> _Objective_: Reproduce all of the data word for word.
--- start of Source records ---
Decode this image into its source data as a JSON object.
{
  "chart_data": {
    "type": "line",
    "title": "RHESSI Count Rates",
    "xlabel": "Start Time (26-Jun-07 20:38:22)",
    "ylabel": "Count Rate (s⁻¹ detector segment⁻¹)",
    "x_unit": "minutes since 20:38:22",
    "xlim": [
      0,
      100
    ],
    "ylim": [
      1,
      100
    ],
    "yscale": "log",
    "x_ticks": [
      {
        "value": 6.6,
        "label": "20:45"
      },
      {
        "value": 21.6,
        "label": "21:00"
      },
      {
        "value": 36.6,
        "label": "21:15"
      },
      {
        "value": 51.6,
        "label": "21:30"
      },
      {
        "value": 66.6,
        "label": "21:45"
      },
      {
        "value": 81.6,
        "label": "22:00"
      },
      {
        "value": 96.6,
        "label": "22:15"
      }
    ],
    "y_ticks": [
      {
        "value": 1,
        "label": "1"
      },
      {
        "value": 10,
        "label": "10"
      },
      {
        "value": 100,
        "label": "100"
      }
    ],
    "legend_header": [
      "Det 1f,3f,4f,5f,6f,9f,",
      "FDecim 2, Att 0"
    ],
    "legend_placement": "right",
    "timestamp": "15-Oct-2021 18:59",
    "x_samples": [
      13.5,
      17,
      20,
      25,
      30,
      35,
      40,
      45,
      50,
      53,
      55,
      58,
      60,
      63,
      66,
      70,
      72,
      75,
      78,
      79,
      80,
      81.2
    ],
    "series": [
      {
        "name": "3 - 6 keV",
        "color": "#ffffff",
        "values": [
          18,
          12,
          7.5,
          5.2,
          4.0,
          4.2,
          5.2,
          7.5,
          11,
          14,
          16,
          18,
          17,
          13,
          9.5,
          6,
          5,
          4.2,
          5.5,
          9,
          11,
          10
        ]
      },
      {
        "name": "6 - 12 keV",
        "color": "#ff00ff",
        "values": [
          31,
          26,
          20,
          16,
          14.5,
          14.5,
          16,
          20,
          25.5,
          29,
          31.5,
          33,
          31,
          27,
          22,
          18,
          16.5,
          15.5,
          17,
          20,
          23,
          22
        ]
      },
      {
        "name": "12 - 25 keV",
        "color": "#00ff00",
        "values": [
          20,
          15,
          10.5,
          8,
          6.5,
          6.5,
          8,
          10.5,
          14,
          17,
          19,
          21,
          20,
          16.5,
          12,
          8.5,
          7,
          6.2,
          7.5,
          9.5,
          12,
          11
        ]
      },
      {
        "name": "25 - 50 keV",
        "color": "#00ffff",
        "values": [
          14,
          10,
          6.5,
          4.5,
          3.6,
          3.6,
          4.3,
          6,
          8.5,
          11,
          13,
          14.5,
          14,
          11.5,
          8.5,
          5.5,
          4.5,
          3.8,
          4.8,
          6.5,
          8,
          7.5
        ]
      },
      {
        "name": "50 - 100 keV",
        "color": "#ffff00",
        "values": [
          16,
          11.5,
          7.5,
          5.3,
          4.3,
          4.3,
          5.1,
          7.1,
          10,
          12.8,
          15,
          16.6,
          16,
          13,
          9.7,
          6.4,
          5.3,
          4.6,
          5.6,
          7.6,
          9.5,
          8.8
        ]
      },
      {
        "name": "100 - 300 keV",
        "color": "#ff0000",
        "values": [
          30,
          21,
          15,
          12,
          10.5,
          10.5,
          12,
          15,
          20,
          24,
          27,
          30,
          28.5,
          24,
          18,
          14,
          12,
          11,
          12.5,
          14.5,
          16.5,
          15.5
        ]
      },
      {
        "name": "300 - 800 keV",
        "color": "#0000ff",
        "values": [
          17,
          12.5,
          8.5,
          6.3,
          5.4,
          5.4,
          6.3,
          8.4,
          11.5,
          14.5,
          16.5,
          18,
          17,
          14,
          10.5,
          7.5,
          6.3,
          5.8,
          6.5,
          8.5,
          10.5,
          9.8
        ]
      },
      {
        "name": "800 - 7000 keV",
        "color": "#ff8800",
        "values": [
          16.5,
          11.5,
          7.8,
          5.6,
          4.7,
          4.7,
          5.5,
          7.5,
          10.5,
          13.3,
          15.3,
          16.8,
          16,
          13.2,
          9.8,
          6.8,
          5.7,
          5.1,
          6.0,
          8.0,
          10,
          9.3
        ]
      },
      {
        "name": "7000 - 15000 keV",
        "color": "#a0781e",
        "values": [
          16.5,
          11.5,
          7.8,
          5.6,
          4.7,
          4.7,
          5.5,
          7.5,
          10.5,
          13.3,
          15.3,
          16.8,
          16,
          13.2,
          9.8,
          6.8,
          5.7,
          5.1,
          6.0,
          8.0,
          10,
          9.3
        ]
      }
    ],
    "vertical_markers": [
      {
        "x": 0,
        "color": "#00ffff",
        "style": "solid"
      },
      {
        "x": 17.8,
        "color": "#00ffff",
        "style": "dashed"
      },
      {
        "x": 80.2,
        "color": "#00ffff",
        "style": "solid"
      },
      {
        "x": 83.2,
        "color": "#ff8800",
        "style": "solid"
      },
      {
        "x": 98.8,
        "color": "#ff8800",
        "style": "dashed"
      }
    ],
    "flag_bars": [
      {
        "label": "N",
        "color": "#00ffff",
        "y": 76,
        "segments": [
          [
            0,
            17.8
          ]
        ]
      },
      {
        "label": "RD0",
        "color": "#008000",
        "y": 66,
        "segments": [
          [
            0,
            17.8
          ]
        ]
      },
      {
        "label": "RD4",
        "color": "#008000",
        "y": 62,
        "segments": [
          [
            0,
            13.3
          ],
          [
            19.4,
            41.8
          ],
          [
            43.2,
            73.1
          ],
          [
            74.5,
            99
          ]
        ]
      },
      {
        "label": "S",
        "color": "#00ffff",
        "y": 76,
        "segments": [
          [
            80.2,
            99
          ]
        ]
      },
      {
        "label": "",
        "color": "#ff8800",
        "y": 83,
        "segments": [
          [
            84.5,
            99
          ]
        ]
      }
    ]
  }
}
--- end of Source records ---
> _Exercise response_:
Decode this image into its source data as a JSON object.
{
  "chart_data": {
    "type": "line",
    "title": "RHESSI Count Rates",
    "xlabel": "Start Time (26-Jun-07 20:38:22)",
    "ylabel": "Count Rate (s⁻¹ detector segment⁻¹)",
    "x_unit": "minutes since 20:38:22",
    "xlim": [
      0,
      100
    ],
    "ylim": [
      1,
      100
    ],
    "yscale": "log",
    "x_ticks": [
      {
        "value": 6.6,
        "label": "20:45"
      },
      {
        "value": 21.6,
        "label": "21:00"
      },
      {
        "value": 36.6,
        "label": "21:15"
      },
      {
        "value": 51.6,
        "label": "21:30"
      },
      {
        "value": 66.6,
        "label": "21:45"
      },
      {
        "value": 81.6,
        "label": "22:00"
      },
      {
        "value": 96.6,
        "label": "22:15"
      }
    ],
    "y_ticks": [
      {
        "value": 1,
        "label": "1"
      },
      {
        "value": 10,
        "label": "10"
      },
      {
        "value": 100,
        "label": "100"
      }
    ],
    "legend_header": [
      "Det 1f,3f,4f,5f,6f,9f,",
      "FDecim 2, Att 0"
    ],
    "legend_placement": "right",
    "timestamp": "15-Oct-2021 18:59",
    "x_samples": [
      13.5,
      17,
      20,
      25,
      30,
      35,
      40,
      45,
      50,
      53,
      55,
      58,
      60,
      63,
      66,
      70,
      72,
      75,
      78,
      79,
      80,
      81.2
    ],
    "series": [
      {
        "name": "3 - 6 keV",
        "color": "#ffffff",
        "values": [
          18,
          12,
          7.5,
          5.2,
          4.0,
          4.2,
          5.2,
          7.5,
          11,
          14,
          16,
          18,
          17,
          13,
          9.5,
          6,
          5,
          4.2,
          5.5,
          9,
          11,
          10
        ]
      },
      {
        "name": "6 - 12 keV",
        "color": "#ff00ff",
        "values": [
          31,
          26,
          20,
          16,
          14.5,
          14.5,
          16,
          20,
          25.5,
          29,
          31.5,
          33,
          31,
          27,
          22,
          18,
          16.5,
          15.5,
          17,
          20,
          23,
          22
        ]
      },
      {
        "name": "12 - 25 keV",
        "color": "#00ff00",
        "values": [
          20,
          15,
          10.5,
          8,
          6.5,
          6.5,
          8,
          10.5,
          14,
          17,
          19,
          21,
          20,
          16.5,
          12,
          8.5,
          7,
          6.2,
          7.5,
          9.5,
          12,
          11
        ]
      },
      {
        "name": "25 - 50 keV",
        "color": "#00ffff",
        "values": [
          14,
          10,
          6.5,
          4.5,
          3.6,
          3.6,
          4.3,
          6,
          8.5,
          11,
          13,
          14.5,
          14,
          11.5,
          8.5,
          5.5,
          4.5,
          3.8,
          4.8,
          6.5,
          8,
          7.5
        ]
      },
      {
        "name": "50 - 100 keV",
        "color": "#ffff00",
        "values": [
          16,
          11.5,
          7.5,
          5.3,
          4.3,
          4.3,
          5.1,
          7.1,
          10,
          12.8,
          15,
          16.6,
          16,
          13,
          9.7,
          6.4,
          5.3,
          4.6,
          5.6,
          7.6,
          9.5,
          8.8
        ]
      },
      {
        "name": "100 - 300 keV",
        "color": "#ff0000",
        "values": [
          30,
          21,
          15,
          12,
          10.5,
          10.5,
          12,
          15,
          20,
          24,
          27,
          30,
          28.5,
          24,
          18,
          14,
          12,
          11,
          12.5,
          14.5,
          16.5,
          15.5
        ]
      },
      {
        "name": "300 - 800 keV",
        "color": "#0000ff",
        "values": [
          17,
          12.5,
          8.5,
          6.3,
          5.4,
          5.4,
          6.3,
          8.4,
          11.5,
          14.5,
          16.5,
          18,
          17,
          14,
          10.5,
          7.5,
          6.3,
          5.8,
          6.5,
          8.5,
          10.5,
          9.8
        ]
      },
      {
        "name": "800 - 7000 keV",
        "color": "#ff8800",
        "values": [
          16.5,
          11.5,
          7.8,
          5.6,
          4.7,
          4.7,
          5.5,
          7.5,
          10.5,
          13.3,
          15.3,
          16.8,
          16,
          13.2,
          9.8,
          6.8,
          5.7,
          5.1,
          6.0,
          8.0,
          10,
          9.3
        ]
      },
      {
        "name": "7000 - 15000 keV",
        "color": "#a0781e",
        "values": [
          16.5,
          11.5,
          7.8,
          5.6,
          4.7,
          4.7,
          5.5,
          7.5,
          10.5,
          13.3,
          15.3,
          16.8,
          16,
          13.2,
          9.8,
          6.8,
          5.7,
          5.1,
          6.0,
          8.0,
          10,
          9.3
        ]
      }
    ],
    "vertical_markers": [
      {
        "x": 0,
        "color": "#00ffff",
        "style": "solid"
      },
      {
        "x": 17.8,
        "color": "#00ffff",
        "style": "dashed"
      },
      {
        "x": 80.2,
        "color": "#00ffff",
        "style": "solid"
      },
      {
        "x": 83.2,
        "color": "#ff8800",
        "style": "solid"
      },
      {
        "x": 98.8,
        "color": "#ff8800",
        "style": "dashed"
      }
    ],
    "flag_bars": [
      {
        "label": "N",
        "color": "#00ffff",
        "y": 76,
        "segments": [
          [
            0,
            17.8
          ]
        ]
      },
      {
        "label": "RD0",
        "color": "#008000",
        "y": 66,
        "segments": [
          [
            0,
            17.8
          ]
        ]
      },
      {
        "label": "RD4",
        "color": "#008000",
        "y": 62,
        "segments": [
          [
            0,
            13.3
          ],
          [
            19.4,
            41.8
          ],
          [
            43.2,
            73.1
          ],
          [
            74.5,
            99
          ]
        ]
      },
      {
        "label": "S",
        "color": "#00ffff",
        "y": 76,
        "segments": [
          [
            80.2,
            99
          ]
        ]
      },
      {
        "label": "",
        "color": "#ff8800",
        "y": 83,
        "segments": [
          [
            84.5,
            99
          ]
        ]
      }
    ]
  }
}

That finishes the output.